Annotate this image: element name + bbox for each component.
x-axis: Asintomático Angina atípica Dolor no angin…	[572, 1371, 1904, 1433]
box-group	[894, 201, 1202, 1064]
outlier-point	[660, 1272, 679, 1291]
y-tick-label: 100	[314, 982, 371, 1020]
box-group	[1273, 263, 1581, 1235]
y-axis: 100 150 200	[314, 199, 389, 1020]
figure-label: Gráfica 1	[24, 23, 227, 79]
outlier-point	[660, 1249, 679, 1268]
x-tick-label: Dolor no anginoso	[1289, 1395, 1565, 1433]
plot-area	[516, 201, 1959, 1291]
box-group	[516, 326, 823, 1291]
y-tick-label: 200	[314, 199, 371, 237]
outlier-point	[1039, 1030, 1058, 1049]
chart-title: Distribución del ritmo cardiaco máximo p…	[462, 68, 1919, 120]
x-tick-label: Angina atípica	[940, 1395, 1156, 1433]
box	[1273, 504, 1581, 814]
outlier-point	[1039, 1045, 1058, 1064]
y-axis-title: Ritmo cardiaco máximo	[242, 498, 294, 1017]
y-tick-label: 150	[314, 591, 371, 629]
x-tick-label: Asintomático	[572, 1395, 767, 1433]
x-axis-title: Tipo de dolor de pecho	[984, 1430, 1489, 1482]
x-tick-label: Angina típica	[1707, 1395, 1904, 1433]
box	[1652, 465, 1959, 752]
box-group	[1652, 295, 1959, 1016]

- - - - - - -

#### Given exercise:
Reproduce all of the rows above, switching every instance of "outlier-point" to "outlier-marker" and leaving everything else unchanged.

#### Final result:
Annotate this image: element name + bbox for each component.
x-axis: Asintomático Angina atípica Dolor no angin…	[572, 1371, 1904, 1433]
box-group	[894, 201, 1202, 1064]
outlier-marker	[660, 1272, 679, 1291]
y-tick-label: 100	[314, 982, 371, 1020]
box-group	[1273, 263, 1581, 1235]
y-axis: 100 150 200	[314, 199, 389, 1020]
figure-label: Gráfica 1	[24, 23, 227, 79]
outlier-marker	[660, 1249, 679, 1268]
x-tick-label: Dolor no anginoso	[1289, 1395, 1565, 1433]
plot-area	[516, 201, 1959, 1291]
box-group	[516, 326, 823, 1291]
y-tick-label: 200	[314, 199, 371, 237]
outlier-marker	[1039, 1030, 1058, 1049]
chart-title: Distribución del ritmo cardiaco máximo p…	[462, 68, 1919, 120]
x-tick-label: Angina atípica	[940, 1395, 1156, 1433]
box	[1273, 504, 1581, 814]
outlier-marker	[1039, 1045, 1058, 1064]
y-axis-title: Ritmo cardiaco máximo	[242, 498, 294, 1017]
y-tick-label: 150	[314, 591, 371, 629]
x-tick-label: Asintomático	[572, 1395, 767, 1433]
x-axis-title: Tipo de dolor de pecho	[984, 1430, 1489, 1482]
x-tick-label: Angina típica	[1707, 1395, 1904, 1433]
box	[1652, 465, 1959, 752]
box-group	[1652, 295, 1959, 1016]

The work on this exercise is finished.